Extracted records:
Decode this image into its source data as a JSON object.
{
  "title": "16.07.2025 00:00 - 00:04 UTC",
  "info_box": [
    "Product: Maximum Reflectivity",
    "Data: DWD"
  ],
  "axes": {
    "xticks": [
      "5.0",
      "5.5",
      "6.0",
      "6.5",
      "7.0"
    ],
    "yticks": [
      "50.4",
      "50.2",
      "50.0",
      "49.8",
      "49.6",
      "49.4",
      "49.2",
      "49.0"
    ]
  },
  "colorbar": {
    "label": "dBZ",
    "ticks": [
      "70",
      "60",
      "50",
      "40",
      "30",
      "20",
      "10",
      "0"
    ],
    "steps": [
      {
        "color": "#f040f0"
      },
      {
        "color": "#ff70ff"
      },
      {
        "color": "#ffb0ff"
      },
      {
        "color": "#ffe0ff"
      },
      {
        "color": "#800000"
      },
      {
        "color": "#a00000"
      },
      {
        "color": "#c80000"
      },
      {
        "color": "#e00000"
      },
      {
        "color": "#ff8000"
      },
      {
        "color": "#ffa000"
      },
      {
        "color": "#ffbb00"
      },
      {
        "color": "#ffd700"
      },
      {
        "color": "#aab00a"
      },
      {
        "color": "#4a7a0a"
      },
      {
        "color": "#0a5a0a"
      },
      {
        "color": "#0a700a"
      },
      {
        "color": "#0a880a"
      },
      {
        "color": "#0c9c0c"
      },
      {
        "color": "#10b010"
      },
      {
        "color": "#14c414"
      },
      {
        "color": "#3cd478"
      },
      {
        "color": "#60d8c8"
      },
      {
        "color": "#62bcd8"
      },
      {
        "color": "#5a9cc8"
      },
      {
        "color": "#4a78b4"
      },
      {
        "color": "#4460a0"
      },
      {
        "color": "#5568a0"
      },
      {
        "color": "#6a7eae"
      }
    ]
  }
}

→ INSTRUCTIONS TO FOLLOW:
Repeat the listing exactly, from its first line to its last.

→ RESPONSE BELOW:
Decode this image into its source data as a JSON object.
{
  "title": "16.07.2025 00:00 - 00:04 UTC",
  "info_box": [
    "Product: Maximum Reflectivity",
    "Data: DWD"
  ],
  "axes": {
    "xticks": [
      "5.0",
      "5.5",
      "6.0",
      "6.5",
      "7.0"
    ],
    "yticks": [
      "50.4",
      "50.2",
      "50.0",
      "49.8",
      "49.6",
      "49.4",
      "49.2",
      "49.0"
    ]
  },
  "colorbar": {
    "label": "dBZ",
    "ticks": [
      "70",
      "60",
      "50",
      "40",
      "30",
      "20",
      "10",
      "0"
    ],
    "steps": [
      {
        "color": "#f040f0"
      },
      {
        "color": "#ff70ff"
      },
      {
        "color": "#ffb0ff"
      },
      {
        "color": "#ffe0ff"
      },
      {
        "color": "#800000"
      },
      {
        "color": "#a00000"
      },
      {
        "color": "#c80000"
      },
      {
        "color": "#e00000"
      },
      {
        "color": "#ff8000"
      },
      {
        "color": "#ffa000"
      },
      {
        "color": "#ffbb00"
      },
      {
        "color": "#ffd700"
      },
      {
        "color": "#aab00a"
      },
      {
        "color": "#4a7a0a"
      },
      {
        "color": "#0a5a0a"
      },
      {
        "color": "#0a700a"
      },
      {
        "color": "#0a880a"
      },
      {
        "color": "#0c9c0c"
      },
      {
        "color": "#10b010"
      },
      {
        "color": "#14c414"
      },
      {
        "color": "#3cd478"
      },
      {
        "color": "#60d8c8"
      },
      {
        "color": "#62bcd8"
      },
      {
        "color": "#5a9cc8"
      },
      {
        "color": "#4a78b4"
      },
      {
        "color": "#4460a0"
      },
      {
        "color": "#5568a0"
      },
      {
        "color": "#6a7eae"
      }
    ]
  }
}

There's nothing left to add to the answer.